Stored items from a collection
□ □ □ □ □ □ □

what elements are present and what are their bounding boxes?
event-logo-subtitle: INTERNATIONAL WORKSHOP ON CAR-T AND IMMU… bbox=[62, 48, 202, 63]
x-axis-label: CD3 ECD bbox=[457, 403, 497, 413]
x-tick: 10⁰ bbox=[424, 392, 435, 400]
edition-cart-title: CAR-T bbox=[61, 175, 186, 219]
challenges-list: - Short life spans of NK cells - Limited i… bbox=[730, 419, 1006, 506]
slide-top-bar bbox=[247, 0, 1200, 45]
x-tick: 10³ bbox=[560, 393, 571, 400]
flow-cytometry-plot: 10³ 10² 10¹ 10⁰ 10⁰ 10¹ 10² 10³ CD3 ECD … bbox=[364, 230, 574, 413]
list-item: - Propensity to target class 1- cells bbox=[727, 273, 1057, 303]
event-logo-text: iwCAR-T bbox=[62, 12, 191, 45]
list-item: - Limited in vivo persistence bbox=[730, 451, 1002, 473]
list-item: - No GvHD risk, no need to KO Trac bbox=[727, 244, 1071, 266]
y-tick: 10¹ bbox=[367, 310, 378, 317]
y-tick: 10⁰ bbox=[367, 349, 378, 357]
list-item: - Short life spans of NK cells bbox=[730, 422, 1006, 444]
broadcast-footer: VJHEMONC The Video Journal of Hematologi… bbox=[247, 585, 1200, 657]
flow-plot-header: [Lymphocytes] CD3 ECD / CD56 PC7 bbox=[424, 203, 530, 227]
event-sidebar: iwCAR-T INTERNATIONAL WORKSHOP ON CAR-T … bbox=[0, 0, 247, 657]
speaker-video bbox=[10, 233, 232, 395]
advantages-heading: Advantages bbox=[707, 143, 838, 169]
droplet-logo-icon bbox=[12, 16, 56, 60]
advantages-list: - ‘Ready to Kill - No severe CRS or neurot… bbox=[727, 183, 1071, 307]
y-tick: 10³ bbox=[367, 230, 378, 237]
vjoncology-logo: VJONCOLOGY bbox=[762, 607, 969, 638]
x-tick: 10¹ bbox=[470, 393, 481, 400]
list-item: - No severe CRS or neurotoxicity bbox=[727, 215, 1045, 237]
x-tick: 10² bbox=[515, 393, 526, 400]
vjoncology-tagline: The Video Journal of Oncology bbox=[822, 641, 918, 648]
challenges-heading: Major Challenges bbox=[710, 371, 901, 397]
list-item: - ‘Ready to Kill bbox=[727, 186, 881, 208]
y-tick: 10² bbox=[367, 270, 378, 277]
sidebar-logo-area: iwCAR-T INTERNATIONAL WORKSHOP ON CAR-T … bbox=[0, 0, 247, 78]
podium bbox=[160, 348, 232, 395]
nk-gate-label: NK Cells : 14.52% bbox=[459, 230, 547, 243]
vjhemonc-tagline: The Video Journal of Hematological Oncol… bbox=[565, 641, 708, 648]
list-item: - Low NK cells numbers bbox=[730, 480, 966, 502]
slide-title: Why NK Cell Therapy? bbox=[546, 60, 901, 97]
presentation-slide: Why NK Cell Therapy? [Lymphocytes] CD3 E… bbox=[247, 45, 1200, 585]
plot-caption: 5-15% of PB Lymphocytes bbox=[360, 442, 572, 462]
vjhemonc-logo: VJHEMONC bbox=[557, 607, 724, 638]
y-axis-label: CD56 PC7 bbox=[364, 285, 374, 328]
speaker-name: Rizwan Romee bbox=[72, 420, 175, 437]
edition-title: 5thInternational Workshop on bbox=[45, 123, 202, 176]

□ □ □ □ □ □ □

### WHAT THE EXERCISE ASKS
Restate every line of the data above exactly as it was written.

### ANSWER BOX
what elements are present and what are their bounding boxes?
event-logo-subtitle: INTERNATIONAL WORKSHOP ON CAR-T AND IMMU… bbox=[62, 48, 202, 63]
x-axis-label: CD3 ECD bbox=[457, 403, 497, 413]
x-tick: 10⁰ bbox=[424, 392, 435, 400]
edition-cart-title: CAR-T bbox=[61, 175, 186, 219]
challenges-list: - Short life spans of NK cells - Limited i… bbox=[730, 419, 1006, 506]
slide-top-bar bbox=[247, 0, 1200, 45]
x-tick: 10³ bbox=[560, 393, 571, 400]
flow-cytometry-plot: 10³ 10² 10¹ 10⁰ 10⁰ 10¹ 10² 10³ CD3 ECD … bbox=[364, 230, 574, 413]
list-item: - Propensity to target class 1- cells bbox=[727, 273, 1057, 303]
event-logo-text: iwCAR-T bbox=[62, 12, 191, 45]
list-item: - Limited in vivo persistence bbox=[730, 451, 1002, 473]
list-item: - No GvHD risk, no need to KO Trac bbox=[727, 244, 1071, 266]
y-tick: 10¹ bbox=[367, 310, 378, 317]
y-tick: 10⁰ bbox=[367, 349, 378, 357]
list-item: - Short life spans of NK cells bbox=[730, 422, 1006, 444]
broadcast-footer: VJHEMONC The Video Journal of Hematologi… bbox=[247, 585, 1200, 657]
flow-plot-header: [Lymphocytes] CD3 ECD / CD56 PC7 bbox=[424, 203, 530, 227]
event-sidebar: iwCAR-T INTERNATIONAL WORKSHOP ON CAR-T … bbox=[0, 0, 247, 657]
speaker-video bbox=[10, 233, 232, 395]
advantages-heading: Advantages bbox=[707, 143, 838, 169]
droplet-logo-icon bbox=[12, 16, 56, 60]
advantages-list: - ‘Ready to Kill - No severe CRS or neurot… bbox=[727, 183, 1071, 307]
y-tick: 10³ bbox=[367, 230, 378, 237]
vjoncology-logo: VJONCOLOGY bbox=[762, 607, 969, 638]
x-tick: 10¹ bbox=[470, 393, 481, 400]
list-item: - No severe CRS or neurotoxicity bbox=[727, 215, 1045, 237]
x-tick: 10² bbox=[515, 393, 526, 400]
vjoncology-tagline: The Video Journal of Oncology bbox=[822, 641, 918, 648]
challenges-heading: Major Challenges bbox=[710, 371, 901, 397]
list-item: - ‘Ready to Kill bbox=[727, 186, 881, 208]
y-tick: 10² bbox=[367, 270, 378, 277]
sidebar-logo-area: iwCAR-T INTERNATIONAL WORKSHOP ON CAR-T … bbox=[0, 0, 247, 78]
podium bbox=[160, 348, 232, 395]
nk-gate-label: NK Cells : 14.52% bbox=[459, 230, 547, 243]
vjhemonc-tagline: The Video Journal of Hematological Oncol… bbox=[565, 641, 708, 648]
list-item: - Low NK cells numbers bbox=[730, 480, 966, 502]
slide-title: Why NK Cell Therapy? bbox=[546, 60, 901, 97]
presentation-slide: Why NK Cell Therapy? [Lymphocytes] CD3 E… bbox=[247, 45, 1200, 585]
plot-caption: 5-15% of PB Lymphocytes bbox=[360, 442, 572, 462]
vjhemonc-logo: VJHEMONC bbox=[557, 607, 724, 638]
y-axis-label: CD56 PC7 bbox=[364, 285, 374, 328]
speaker-name: Rizwan Romee bbox=[72, 420, 175, 437]
edition-title: 5thInternational Workshop on bbox=[45, 123, 202, 176]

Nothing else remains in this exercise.